Element placement data:
☆ ☆ ☆ ☆ ☆ ☆ ☆

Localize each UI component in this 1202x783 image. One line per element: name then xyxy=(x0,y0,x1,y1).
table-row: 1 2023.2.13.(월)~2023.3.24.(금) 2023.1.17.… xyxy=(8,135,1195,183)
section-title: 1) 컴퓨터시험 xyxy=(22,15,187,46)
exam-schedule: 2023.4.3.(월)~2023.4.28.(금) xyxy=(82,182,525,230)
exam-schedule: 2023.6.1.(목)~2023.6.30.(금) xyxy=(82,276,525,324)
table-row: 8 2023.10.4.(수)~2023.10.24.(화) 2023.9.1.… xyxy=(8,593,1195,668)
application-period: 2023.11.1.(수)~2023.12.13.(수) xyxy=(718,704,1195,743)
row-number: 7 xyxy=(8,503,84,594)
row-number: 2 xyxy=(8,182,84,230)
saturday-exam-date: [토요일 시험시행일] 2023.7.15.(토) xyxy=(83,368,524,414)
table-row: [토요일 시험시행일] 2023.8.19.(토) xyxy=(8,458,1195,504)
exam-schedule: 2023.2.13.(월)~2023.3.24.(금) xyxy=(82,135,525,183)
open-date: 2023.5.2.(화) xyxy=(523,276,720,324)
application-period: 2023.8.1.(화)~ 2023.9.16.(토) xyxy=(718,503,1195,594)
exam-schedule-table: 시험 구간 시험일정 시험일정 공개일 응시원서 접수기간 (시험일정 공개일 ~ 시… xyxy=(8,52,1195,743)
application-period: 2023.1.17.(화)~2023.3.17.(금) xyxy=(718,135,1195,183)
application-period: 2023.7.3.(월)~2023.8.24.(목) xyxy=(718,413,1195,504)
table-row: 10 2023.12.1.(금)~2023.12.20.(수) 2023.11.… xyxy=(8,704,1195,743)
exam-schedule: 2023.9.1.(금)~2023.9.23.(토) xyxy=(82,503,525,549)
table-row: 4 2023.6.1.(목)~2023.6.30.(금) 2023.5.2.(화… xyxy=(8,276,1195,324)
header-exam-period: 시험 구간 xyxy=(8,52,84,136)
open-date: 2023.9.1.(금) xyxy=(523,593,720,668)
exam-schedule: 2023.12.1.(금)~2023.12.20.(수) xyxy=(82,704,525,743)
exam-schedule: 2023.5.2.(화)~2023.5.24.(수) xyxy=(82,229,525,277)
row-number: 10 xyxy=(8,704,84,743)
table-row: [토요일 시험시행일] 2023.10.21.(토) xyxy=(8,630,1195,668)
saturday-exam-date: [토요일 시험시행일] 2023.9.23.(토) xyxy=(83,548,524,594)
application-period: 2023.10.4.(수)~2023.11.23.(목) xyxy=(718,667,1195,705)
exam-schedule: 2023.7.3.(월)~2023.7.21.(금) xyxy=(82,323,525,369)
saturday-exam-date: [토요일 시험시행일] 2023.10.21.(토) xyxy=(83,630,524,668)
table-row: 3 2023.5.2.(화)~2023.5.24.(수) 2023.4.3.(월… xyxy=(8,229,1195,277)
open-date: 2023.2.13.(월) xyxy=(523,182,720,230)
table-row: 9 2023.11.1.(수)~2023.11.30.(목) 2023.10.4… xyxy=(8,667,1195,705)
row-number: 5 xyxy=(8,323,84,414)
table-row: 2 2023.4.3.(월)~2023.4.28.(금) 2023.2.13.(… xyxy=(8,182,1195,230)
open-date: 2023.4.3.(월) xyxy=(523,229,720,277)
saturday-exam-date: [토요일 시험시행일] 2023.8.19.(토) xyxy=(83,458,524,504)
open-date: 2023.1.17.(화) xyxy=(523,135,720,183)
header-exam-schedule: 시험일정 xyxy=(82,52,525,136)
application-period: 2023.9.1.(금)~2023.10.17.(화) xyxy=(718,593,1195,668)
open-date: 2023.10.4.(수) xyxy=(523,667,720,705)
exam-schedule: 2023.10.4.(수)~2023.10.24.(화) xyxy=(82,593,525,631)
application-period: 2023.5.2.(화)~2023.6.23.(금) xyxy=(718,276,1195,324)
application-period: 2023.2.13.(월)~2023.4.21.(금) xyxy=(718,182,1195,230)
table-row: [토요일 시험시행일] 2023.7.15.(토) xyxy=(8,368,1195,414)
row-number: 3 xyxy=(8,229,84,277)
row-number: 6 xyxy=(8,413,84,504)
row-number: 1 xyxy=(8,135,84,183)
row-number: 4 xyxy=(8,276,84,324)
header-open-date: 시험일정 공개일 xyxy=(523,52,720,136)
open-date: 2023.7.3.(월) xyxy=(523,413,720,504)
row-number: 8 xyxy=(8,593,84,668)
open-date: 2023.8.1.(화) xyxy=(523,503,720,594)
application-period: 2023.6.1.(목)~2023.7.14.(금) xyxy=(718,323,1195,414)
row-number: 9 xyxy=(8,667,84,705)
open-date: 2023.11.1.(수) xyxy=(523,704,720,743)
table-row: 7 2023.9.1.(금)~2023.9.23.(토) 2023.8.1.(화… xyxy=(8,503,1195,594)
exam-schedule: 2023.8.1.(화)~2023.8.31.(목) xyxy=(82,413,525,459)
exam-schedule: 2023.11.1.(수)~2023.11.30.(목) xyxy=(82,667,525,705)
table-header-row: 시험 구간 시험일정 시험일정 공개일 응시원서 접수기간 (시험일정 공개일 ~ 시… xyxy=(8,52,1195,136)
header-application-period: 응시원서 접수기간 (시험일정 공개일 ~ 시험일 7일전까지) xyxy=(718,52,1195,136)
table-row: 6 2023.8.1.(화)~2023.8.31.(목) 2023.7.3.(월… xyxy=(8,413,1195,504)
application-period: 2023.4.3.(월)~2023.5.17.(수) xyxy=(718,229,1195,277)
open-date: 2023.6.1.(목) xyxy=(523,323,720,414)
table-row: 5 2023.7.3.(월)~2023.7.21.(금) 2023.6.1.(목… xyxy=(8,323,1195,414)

☆ ☆ ☆ ☆ ☆ ☆ ☆

Please rewrite the material above, replacing every "row-number" with "row-index" and leaving everything else unchanged.

Localize each UI component in this 1202x783 image. One line per element: name then xyxy=(x0,y0,x1,y1).
table-row: 1 2023.2.13.(월)~2023.3.24.(금) 2023.1.17.… xyxy=(8,135,1195,183)
section-title: 1) 컴퓨터시험 xyxy=(22,15,187,46)
exam-schedule: 2023.4.3.(월)~2023.4.28.(금) xyxy=(82,182,525,230)
exam-schedule: 2023.6.1.(목)~2023.6.30.(금) xyxy=(82,276,525,324)
table-row: 8 2023.10.4.(수)~2023.10.24.(화) 2023.9.1.… xyxy=(8,593,1195,668)
application-period: 2023.11.1.(수)~2023.12.13.(수) xyxy=(718,704,1195,743)
row-index: 7 xyxy=(8,503,84,594)
row-index: 2 xyxy=(8,182,84,230)
saturday-exam-date: [토요일 시험시행일] 2023.7.15.(토) xyxy=(83,368,524,414)
table-row: [토요일 시험시행일] 2023.8.19.(토) xyxy=(8,458,1195,504)
exam-schedule: 2023.2.13.(월)~2023.3.24.(금) xyxy=(82,135,525,183)
open-date: 2023.5.2.(화) xyxy=(523,276,720,324)
application-period: 2023.8.1.(화)~ 2023.9.16.(토) xyxy=(718,503,1195,594)
exam-schedule-table: 시험 구간 시험일정 시험일정 공개일 응시원서 접수기간 (시험일정 공개일 ~ 시… xyxy=(8,52,1195,743)
application-period: 2023.1.17.(화)~2023.3.17.(금) xyxy=(718,135,1195,183)
application-period: 2023.7.3.(월)~2023.8.24.(목) xyxy=(718,413,1195,504)
table-row: 10 2023.12.1.(금)~2023.12.20.(수) 2023.11.… xyxy=(8,704,1195,743)
exam-schedule: 2023.9.1.(금)~2023.9.23.(토) xyxy=(82,503,525,549)
table-row: 4 2023.6.1.(목)~2023.6.30.(금) 2023.5.2.(화… xyxy=(8,276,1195,324)
header-exam-period: 시험 구간 xyxy=(8,52,84,136)
open-date: 2023.9.1.(금) xyxy=(523,593,720,668)
exam-schedule: 2023.12.1.(금)~2023.12.20.(수) xyxy=(82,704,525,743)
exam-schedule: 2023.5.2.(화)~2023.5.24.(수) xyxy=(82,229,525,277)
row-index: 10 xyxy=(8,704,84,743)
table-row: [토요일 시험시행일] 2023.10.21.(토) xyxy=(8,630,1195,668)
saturday-exam-date: [토요일 시험시행일] 2023.9.23.(토) xyxy=(83,548,524,594)
application-period: 2023.10.4.(수)~2023.11.23.(목) xyxy=(718,667,1195,705)
exam-schedule: 2023.7.3.(월)~2023.7.21.(금) xyxy=(82,323,525,369)
saturday-exam-date: [토요일 시험시행일] 2023.10.21.(토) xyxy=(83,630,524,668)
table-row: 3 2023.5.2.(화)~2023.5.24.(수) 2023.4.3.(월… xyxy=(8,229,1195,277)
open-date: 2023.2.13.(월) xyxy=(523,182,720,230)
table-row: 9 2023.11.1.(수)~2023.11.30.(목) 2023.10.4… xyxy=(8,667,1195,705)
row-index: 5 xyxy=(8,323,84,414)
table-row: 2 2023.4.3.(월)~2023.4.28.(금) 2023.2.13.(… xyxy=(8,182,1195,230)
open-date: 2023.4.3.(월) xyxy=(523,229,720,277)
saturday-exam-date: [토요일 시험시행일] 2023.8.19.(토) xyxy=(83,458,524,504)
open-date: 2023.1.17.(화) xyxy=(523,135,720,183)
header-exam-schedule: 시험일정 xyxy=(82,52,525,136)
application-period: 2023.9.1.(금)~2023.10.17.(화) xyxy=(718,593,1195,668)
open-date: 2023.10.4.(수) xyxy=(523,667,720,705)
exam-schedule: 2023.10.4.(수)~2023.10.24.(화) xyxy=(82,593,525,631)
application-period: 2023.5.2.(화)~2023.6.23.(금) xyxy=(718,276,1195,324)
application-period: 2023.2.13.(월)~2023.4.21.(금) xyxy=(718,182,1195,230)
table-row: [토요일 시험시행일] 2023.7.15.(토) xyxy=(8,368,1195,414)
row-index: 3 xyxy=(8,229,84,277)
row-index: 6 xyxy=(8,413,84,504)
row-index: 1 xyxy=(8,135,84,183)
row-index: 4 xyxy=(8,276,84,324)
header-open-date: 시험일정 공개일 xyxy=(523,52,720,136)
open-date: 2023.7.3.(월) xyxy=(523,413,720,504)
row-index: 8 xyxy=(8,593,84,668)
open-date: 2023.8.1.(화) xyxy=(523,503,720,594)
application-period: 2023.6.1.(목)~2023.7.14.(금) xyxy=(718,323,1195,414)
row-index: 9 xyxy=(8,667,84,705)
open-date: 2023.11.1.(수) xyxy=(523,704,720,743)
table-row: 7 2023.9.1.(금)~2023.9.23.(토) 2023.8.1.(화… xyxy=(8,503,1195,594)
exam-schedule: 2023.8.1.(화)~2023.8.31.(목) xyxy=(82,413,525,459)
exam-schedule: 2023.11.1.(수)~2023.11.30.(목) xyxy=(82,667,525,705)
table-header-row: 시험 구간 시험일정 시험일정 공개일 응시원서 접수기간 (시험일정 공개일 ~ 시… xyxy=(8,52,1195,136)
header-application-period: 응시원서 접수기간 (시험일정 공개일 ~ 시험일 7일전까지) xyxy=(718,52,1195,136)
table-row: 6 2023.8.1.(화)~2023.8.31.(목) 2023.7.3.(월… xyxy=(8,413,1195,504)
application-period: 2023.4.3.(월)~2023.5.17.(수) xyxy=(718,229,1195,277)
open-date: 2023.6.1.(목) xyxy=(523,323,720,414)
table-row: 5 2023.7.3.(월)~2023.7.21.(금) 2023.6.1.(목… xyxy=(8,323,1195,414)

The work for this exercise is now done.